— Begin —

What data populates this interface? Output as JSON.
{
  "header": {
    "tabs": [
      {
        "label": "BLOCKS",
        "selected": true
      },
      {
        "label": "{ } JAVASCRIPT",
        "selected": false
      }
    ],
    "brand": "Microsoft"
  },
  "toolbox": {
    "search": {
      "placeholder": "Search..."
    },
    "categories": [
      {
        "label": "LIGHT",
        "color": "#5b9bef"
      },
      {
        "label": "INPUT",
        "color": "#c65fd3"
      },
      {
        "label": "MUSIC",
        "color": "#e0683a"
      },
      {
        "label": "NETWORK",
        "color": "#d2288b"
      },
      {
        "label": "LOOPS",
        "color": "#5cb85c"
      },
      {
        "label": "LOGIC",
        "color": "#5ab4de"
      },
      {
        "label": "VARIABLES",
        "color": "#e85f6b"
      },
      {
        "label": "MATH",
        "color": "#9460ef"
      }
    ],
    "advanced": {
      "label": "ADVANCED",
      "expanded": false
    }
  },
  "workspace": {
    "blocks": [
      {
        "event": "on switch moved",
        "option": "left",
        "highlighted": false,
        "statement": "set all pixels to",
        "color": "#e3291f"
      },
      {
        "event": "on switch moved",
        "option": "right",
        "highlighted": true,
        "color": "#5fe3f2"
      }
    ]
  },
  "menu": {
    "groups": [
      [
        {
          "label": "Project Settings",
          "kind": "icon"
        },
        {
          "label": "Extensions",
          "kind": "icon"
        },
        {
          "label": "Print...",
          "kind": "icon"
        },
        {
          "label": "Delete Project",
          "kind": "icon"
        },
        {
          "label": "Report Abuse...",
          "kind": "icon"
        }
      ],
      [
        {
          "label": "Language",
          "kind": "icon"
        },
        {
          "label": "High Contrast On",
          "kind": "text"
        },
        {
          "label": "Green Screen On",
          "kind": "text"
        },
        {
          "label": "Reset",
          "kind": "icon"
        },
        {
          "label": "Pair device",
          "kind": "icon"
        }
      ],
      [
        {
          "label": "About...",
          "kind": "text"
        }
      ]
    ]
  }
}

— End —

Task: Output all preceding records character for character.

In response:
What data populates this interface? Output as JSON.
{
  "header": {
    "tabs": [
      {
        "label": "BLOCKS",
        "selected": true
      },
      {
        "label": "{ } JAVASCRIPT",
        "selected": false
      }
    ],
    "brand": "Microsoft"
  },
  "toolbox": {
    "search": {
      "placeholder": "Search..."
    },
    "categories": [
      {
        "label": "LIGHT",
        "color": "#5b9bef"
      },
      {
        "label": "INPUT",
        "color": "#c65fd3"
      },
      {
        "label": "MUSIC",
        "color": "#e0683a"
      },
      {
        "label": "NETWORK",
        "color": "#d2288b"
      },
      {
        "label": "LOOPS",
        "color": "#5cb85c"
      },
      {
        "label": "LOGIC",
        "color": "#5ab4de"
      },
      {
        "label": "VARIABLES",
        "color": "#e85f6b"
      },
      {
        "label": "MATH",
        "color": "#9460ef"
      }
    ],
    "advanced": {
      "label": "ADVANCED",
      "expanded": false
    }
  },
  "workspace": {
    "blocks": [
      {
        "event": "on switch moved",
        "option": "left",
        "highlighted": false,
        "statement": "set all pixels to",
        "color": "#e3291f"
      },
      {
        "event": "on switch moved",
        "option": "right",
        "highlighted": true,
        "color": "#5fe3f2"
      }
    ]
  },
  "menu": {
    "groups": [
      [
        {
          "label": "Project Settings",
          "kind": "icon"
        },
        {
          "label": "Extensions",
          "kind": "icon"
        },
        {
          "label": "Print...",
          "kind": "icon"
        },
        {
          "label": "Delete Project",
          "kind": "icon"
        },
        {
          "label": "Report Abuse...",
          "kind": "icon"
        }
      ],
      [
        {
          "label": "Language",
          "kind": "icon"
        },
        {
          "label": "High Contrast On",
          "kind": "text"
        },
        {
          "label": "Green Screen On",
          "kind": "text"
        },
        {
          "label": "Reset",
          "kind": "icon"
        },
        {
          "label": "Pair device",
          "kind": "icon"
        }
      ],
      [
        {
          "label": "About...",
          "kind": "text"
        }
      ]
    ]
  }
}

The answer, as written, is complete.